> **TASK TO COMPLETE**
Search the material for the word "What" and copy each line that holds it.
-- START SUPPLIED RECORDS --
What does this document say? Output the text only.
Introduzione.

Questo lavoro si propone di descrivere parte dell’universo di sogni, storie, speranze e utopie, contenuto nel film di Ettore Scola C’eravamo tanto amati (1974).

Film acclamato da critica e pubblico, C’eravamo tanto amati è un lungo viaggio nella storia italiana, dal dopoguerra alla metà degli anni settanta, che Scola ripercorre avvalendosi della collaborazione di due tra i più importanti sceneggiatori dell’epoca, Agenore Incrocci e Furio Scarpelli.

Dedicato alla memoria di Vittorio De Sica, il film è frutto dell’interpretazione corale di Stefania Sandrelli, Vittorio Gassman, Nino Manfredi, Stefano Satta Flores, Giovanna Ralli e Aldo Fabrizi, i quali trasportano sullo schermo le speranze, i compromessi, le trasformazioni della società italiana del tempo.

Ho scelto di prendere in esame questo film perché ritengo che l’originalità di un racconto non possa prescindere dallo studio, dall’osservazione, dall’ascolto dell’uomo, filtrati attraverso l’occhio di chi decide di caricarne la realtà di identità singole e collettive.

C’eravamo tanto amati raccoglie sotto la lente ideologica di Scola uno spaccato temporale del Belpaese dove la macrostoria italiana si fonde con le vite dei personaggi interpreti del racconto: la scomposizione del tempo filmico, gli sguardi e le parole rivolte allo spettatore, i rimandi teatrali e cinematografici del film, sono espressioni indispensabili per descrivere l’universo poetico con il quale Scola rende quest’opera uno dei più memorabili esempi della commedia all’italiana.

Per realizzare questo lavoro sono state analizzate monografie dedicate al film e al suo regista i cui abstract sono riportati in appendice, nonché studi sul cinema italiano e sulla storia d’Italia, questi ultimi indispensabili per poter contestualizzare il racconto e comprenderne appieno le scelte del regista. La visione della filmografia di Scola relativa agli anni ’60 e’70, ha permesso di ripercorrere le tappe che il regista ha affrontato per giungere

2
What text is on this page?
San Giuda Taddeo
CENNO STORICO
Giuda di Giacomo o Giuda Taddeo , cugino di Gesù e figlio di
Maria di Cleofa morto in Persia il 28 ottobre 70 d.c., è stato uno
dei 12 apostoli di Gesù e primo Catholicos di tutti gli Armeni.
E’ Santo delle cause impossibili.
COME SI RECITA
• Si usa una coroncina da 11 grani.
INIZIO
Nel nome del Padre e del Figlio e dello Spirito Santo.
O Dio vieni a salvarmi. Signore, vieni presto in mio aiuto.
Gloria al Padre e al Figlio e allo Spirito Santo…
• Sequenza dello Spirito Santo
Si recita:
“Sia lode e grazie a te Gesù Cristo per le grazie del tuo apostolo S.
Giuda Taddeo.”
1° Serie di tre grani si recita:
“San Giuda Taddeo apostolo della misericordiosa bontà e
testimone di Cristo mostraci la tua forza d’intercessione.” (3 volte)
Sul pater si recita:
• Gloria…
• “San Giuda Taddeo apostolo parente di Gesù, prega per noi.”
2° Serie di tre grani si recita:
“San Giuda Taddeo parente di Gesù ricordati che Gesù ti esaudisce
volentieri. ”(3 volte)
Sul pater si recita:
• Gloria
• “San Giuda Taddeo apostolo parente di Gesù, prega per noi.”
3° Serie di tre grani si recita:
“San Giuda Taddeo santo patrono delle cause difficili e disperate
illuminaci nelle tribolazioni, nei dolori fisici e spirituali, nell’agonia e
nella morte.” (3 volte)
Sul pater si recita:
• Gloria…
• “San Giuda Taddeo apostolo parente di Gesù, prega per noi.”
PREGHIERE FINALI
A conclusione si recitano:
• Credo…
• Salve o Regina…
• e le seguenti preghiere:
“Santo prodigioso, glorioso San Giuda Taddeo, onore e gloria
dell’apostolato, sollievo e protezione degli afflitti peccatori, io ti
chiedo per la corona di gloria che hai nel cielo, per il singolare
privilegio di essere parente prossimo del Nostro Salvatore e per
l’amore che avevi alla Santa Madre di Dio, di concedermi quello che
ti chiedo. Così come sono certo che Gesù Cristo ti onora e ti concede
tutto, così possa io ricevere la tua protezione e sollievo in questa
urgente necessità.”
-- END SUPPLIED RECORDS --
> **SOLVED PROBLEM**
What does this document say? Output the text only.
What text is on this page?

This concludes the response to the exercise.